**EXTRACT:**
Technical Vocabulary Biasing

The Whisper server includes a technical prompt to improve recognition of programming terms:
TECH_PROMPT = (
    "This is a software engineer dictating code and technical documentation. "
    "They frequently discuss: APIs, databases, frontend frameworks, backend services, "
    "cloud infrastructure, and AI/ML systems. Use programming terminology and proper "
    "capitalization for technical terms."
    # ... extensive vocabulary list
)
Recognized terms include:
  • Languages: JavaScript, TypeScript, Python, Rust, Go, Java, C++, Swift
  • Frameworks: React, Vue, Angular, Next.js, FastAPI, Django
  • Databases: PostgreSQL, MongoDB, Redis, SQLite, DynamoDB
  • Cloud: AWS, GCP, Azure, Kubernetes, Docker, Terraform
  • AI: Claude, GPT, Gemini, Llama, RAG, embeddings

Protocol

JSON over Unix socket: Request:
{
  "type": "transcribe",
  "audio_b64": "<base64-encoded float32 array>",
  "sample_rate": 16000
}
Response:
{
  "type": "result",
  "text": "hello world",
  "duration_ms": 450
}
Error:
{
  "type": "error",
  "message": "Model not loaded"
}

Audio Feedback

Enabling Sounds

[voice.sounds]
enabled = true
volume = 0.5                # 0.0 (mute) to 1.0 (max)

**TASK LIST:**
A) According to the extract, what format and transport does the protocol use?
B) Summarize the extract in two sentences.
C) List every database the extract names among its recognized terms.

(Stored data)
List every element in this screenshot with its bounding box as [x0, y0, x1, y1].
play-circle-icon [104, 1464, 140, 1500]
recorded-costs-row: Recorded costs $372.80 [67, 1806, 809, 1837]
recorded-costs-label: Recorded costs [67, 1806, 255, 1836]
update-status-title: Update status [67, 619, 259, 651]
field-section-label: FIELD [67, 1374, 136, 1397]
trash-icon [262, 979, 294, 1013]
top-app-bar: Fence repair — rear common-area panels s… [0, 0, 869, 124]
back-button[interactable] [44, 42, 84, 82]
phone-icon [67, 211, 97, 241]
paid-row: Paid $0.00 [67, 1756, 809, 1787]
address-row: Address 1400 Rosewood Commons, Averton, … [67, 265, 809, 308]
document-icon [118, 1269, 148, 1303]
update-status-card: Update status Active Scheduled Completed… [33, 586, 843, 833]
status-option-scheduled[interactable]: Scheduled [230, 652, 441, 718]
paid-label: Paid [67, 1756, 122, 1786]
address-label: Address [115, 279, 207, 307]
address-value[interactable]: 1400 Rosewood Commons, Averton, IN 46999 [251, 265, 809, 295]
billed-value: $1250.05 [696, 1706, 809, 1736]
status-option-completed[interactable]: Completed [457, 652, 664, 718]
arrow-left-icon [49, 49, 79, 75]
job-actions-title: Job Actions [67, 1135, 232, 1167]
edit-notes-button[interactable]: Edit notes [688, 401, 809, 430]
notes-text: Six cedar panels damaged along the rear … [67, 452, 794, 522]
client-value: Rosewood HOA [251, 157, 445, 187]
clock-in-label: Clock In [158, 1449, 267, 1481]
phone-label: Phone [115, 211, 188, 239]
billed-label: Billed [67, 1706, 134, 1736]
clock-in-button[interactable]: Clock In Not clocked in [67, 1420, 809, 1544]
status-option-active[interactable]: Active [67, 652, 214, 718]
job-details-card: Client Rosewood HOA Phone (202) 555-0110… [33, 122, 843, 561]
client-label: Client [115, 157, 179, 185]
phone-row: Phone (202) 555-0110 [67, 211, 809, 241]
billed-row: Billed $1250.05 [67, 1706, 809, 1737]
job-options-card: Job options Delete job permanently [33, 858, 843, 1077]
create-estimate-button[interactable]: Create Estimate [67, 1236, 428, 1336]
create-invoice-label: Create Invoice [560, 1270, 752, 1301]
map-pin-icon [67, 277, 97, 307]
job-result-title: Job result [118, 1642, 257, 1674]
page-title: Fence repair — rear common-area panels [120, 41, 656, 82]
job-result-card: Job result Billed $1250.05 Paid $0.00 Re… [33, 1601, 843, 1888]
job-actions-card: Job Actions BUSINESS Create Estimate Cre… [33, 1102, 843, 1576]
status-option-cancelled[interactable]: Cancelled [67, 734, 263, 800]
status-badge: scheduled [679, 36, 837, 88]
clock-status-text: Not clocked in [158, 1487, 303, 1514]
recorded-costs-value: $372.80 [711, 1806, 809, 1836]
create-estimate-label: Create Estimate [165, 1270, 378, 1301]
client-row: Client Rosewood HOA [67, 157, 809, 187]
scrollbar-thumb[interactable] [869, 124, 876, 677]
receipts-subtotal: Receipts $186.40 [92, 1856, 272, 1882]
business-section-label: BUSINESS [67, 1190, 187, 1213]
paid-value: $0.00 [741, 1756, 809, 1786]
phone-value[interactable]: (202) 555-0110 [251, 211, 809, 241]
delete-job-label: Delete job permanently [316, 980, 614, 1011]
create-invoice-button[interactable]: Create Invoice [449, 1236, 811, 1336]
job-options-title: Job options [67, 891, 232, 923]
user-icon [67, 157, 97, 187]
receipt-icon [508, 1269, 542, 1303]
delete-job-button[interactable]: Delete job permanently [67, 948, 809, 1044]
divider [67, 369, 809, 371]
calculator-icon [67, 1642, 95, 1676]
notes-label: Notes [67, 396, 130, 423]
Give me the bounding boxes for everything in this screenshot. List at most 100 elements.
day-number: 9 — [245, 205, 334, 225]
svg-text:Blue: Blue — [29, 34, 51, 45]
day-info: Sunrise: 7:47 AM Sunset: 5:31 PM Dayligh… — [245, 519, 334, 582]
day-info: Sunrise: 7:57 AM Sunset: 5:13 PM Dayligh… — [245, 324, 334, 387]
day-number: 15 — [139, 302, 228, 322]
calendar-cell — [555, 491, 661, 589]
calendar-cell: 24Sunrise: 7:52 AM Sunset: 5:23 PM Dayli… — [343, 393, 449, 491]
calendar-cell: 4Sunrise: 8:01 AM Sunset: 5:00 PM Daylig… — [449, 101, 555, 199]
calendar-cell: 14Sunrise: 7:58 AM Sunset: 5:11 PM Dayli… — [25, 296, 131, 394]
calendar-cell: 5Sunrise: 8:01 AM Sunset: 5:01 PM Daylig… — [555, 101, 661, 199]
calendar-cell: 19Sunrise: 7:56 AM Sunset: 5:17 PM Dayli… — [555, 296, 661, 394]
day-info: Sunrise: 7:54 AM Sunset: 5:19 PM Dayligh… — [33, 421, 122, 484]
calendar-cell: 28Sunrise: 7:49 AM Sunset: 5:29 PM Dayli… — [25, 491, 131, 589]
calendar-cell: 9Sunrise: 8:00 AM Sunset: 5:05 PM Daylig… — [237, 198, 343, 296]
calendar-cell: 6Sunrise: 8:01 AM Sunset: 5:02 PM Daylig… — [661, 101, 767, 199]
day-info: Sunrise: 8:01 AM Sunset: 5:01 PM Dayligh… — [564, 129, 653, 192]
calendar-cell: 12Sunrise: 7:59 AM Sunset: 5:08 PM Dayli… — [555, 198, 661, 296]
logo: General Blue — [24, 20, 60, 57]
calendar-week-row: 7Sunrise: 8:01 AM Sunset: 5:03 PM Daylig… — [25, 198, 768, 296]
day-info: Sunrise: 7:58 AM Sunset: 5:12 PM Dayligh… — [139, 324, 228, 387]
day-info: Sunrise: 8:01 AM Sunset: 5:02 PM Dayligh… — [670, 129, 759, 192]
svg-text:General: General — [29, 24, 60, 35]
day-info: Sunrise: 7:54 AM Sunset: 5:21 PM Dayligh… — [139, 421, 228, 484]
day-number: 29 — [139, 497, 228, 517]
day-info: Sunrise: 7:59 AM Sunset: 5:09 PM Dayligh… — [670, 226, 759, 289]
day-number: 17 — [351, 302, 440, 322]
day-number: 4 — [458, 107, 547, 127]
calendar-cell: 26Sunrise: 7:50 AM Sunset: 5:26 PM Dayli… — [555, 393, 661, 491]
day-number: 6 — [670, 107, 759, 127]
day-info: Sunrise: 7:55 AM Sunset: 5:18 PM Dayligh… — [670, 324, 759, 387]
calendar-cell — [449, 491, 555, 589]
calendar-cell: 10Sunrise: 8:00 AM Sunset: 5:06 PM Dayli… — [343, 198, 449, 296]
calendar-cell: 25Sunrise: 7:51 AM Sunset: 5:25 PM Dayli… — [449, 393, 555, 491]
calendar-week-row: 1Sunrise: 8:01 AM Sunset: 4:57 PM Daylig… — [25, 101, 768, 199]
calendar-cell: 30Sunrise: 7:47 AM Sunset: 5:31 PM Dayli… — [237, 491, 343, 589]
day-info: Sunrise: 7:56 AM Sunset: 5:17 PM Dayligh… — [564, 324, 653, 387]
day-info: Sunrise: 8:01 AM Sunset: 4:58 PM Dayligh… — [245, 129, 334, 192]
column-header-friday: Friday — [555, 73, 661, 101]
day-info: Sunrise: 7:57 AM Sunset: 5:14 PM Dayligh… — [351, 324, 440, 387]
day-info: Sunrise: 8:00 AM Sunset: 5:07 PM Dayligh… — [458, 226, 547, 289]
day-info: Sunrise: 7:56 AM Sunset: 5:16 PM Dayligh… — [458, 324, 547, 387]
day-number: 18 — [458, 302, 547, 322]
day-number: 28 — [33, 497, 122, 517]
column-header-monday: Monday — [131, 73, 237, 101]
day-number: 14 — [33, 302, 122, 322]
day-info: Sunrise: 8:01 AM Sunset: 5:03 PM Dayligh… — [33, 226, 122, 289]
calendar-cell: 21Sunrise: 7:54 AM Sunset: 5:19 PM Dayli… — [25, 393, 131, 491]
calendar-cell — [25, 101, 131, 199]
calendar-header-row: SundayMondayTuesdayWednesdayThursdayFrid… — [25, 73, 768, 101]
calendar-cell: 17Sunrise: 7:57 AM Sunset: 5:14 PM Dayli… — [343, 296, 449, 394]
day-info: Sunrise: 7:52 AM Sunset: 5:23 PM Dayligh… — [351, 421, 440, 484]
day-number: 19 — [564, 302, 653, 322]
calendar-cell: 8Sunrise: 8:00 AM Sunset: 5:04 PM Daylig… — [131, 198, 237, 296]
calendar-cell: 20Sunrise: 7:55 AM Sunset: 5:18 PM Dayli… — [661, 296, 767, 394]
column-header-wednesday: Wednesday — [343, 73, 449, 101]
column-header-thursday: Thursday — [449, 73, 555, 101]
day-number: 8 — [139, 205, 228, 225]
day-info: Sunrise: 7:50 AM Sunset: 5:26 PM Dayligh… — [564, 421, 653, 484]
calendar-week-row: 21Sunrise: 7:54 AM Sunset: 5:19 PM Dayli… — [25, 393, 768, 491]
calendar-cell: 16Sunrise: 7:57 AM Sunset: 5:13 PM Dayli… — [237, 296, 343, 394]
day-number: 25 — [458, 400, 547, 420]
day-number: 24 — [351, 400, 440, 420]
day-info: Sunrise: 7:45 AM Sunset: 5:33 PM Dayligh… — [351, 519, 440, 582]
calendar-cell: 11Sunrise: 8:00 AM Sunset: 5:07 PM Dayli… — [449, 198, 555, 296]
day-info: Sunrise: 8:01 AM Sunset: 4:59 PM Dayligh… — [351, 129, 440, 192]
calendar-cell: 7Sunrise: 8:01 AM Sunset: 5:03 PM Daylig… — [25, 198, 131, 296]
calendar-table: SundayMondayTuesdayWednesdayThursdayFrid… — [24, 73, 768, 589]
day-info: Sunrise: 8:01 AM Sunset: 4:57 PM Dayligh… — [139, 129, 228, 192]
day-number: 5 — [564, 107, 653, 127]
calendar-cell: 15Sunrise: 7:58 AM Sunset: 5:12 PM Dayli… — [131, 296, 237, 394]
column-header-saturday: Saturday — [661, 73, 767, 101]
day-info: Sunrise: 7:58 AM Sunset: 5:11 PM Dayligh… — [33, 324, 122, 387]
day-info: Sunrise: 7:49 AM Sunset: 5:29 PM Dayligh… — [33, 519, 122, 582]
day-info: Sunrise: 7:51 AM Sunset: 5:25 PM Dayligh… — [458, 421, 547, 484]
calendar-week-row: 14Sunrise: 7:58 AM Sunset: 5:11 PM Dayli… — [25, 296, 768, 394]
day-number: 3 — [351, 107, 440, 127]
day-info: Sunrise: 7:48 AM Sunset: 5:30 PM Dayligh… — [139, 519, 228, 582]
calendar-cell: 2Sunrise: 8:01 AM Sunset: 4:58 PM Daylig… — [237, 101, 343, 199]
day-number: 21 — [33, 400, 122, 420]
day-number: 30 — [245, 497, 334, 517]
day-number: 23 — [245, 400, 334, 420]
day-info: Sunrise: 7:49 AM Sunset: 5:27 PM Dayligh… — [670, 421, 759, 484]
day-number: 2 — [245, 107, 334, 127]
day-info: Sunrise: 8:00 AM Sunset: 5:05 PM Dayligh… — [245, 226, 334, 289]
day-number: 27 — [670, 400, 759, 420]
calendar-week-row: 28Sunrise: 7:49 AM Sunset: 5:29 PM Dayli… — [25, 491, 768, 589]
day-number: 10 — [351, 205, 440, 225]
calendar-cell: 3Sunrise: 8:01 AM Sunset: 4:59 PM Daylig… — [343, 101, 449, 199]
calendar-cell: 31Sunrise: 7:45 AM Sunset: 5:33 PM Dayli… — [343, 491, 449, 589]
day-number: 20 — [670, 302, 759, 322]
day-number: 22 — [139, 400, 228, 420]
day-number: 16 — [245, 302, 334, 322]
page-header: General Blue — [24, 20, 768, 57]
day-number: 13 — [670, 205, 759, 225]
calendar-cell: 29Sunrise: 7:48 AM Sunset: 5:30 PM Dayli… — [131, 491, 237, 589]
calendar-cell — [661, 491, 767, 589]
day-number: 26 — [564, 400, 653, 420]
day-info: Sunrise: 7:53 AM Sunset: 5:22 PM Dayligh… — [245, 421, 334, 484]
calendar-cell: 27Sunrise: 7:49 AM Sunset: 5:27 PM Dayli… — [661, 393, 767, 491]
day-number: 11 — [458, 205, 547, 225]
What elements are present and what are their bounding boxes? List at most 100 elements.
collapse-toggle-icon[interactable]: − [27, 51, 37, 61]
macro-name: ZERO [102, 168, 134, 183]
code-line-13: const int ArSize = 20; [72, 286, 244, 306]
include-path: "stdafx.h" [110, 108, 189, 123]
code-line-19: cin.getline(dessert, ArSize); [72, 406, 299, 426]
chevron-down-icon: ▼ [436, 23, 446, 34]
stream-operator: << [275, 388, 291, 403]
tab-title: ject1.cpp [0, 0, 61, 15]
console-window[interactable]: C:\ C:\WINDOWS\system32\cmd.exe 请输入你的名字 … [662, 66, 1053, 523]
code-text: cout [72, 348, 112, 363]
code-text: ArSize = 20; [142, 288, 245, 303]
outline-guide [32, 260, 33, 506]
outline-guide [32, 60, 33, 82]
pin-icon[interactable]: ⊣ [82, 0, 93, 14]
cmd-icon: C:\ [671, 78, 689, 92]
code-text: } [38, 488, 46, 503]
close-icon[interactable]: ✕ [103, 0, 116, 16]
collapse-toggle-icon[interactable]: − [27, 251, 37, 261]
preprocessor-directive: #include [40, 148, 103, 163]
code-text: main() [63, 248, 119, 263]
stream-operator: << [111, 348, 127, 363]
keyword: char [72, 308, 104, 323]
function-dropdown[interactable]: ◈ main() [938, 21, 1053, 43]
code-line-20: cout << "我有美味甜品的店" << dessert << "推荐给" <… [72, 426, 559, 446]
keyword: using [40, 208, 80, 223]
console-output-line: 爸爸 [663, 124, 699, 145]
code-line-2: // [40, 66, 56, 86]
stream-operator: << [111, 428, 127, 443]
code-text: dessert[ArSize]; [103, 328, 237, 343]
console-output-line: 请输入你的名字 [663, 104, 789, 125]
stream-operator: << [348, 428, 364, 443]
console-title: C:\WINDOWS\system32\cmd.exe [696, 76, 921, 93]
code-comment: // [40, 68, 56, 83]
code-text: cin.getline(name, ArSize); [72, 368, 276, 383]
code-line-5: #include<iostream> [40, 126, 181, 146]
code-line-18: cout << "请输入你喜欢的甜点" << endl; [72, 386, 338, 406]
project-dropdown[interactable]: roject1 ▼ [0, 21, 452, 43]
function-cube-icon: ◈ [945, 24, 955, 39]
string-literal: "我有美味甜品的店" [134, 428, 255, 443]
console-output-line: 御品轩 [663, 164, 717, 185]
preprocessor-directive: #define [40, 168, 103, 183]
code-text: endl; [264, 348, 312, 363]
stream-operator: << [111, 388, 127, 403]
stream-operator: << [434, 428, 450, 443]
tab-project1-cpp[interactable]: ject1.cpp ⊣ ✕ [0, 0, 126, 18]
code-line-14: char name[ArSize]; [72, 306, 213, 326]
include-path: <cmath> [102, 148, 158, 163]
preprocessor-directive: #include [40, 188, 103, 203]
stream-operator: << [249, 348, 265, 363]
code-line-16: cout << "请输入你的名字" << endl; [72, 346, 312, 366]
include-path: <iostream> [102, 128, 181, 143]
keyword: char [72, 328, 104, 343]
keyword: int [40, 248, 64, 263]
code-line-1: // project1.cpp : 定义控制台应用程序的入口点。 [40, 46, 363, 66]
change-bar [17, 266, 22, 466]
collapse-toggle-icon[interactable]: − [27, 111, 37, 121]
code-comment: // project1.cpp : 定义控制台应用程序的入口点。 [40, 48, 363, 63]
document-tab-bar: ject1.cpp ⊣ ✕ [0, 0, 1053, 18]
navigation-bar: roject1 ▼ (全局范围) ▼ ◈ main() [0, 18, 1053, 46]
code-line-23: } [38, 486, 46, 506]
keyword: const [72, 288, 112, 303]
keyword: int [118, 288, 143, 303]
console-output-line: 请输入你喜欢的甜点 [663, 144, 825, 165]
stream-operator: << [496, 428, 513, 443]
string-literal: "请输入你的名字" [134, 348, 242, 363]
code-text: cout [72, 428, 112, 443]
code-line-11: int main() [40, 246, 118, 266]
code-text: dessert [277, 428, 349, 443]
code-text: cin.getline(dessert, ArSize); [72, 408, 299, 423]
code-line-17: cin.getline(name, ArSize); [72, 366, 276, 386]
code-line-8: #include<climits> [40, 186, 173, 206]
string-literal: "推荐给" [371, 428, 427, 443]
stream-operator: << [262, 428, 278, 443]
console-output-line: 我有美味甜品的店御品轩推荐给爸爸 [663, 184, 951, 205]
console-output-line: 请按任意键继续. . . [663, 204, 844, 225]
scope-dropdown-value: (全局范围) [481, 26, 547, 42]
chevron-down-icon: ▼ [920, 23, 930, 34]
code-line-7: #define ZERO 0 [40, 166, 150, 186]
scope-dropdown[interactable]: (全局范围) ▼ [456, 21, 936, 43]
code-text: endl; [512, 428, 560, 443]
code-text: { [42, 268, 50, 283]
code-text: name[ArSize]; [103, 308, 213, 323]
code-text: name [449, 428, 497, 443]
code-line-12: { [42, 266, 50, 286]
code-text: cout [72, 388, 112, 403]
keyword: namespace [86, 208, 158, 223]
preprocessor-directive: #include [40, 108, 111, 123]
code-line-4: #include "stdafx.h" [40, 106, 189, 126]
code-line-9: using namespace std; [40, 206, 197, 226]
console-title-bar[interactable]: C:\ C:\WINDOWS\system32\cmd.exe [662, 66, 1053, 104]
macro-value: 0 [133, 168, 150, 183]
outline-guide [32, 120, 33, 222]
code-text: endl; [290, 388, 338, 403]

**TASK ANSWERS:**
A) JSON over a Unix socket.

B) The Whisper server includes a technical prompt that improves recognition of programming terms, and the terms it recognizes cover languages, frameworks, databases, cloud tools and AI. Its protocol sends JSON over a Unix socket, with separate formats for requests, responses and errors, and its audio feedback sounds can be enabled with a volume setting from 0.0 to 1.0.

C) PostgreSQL, MongoDB, Redis, SQLite, DynamoDB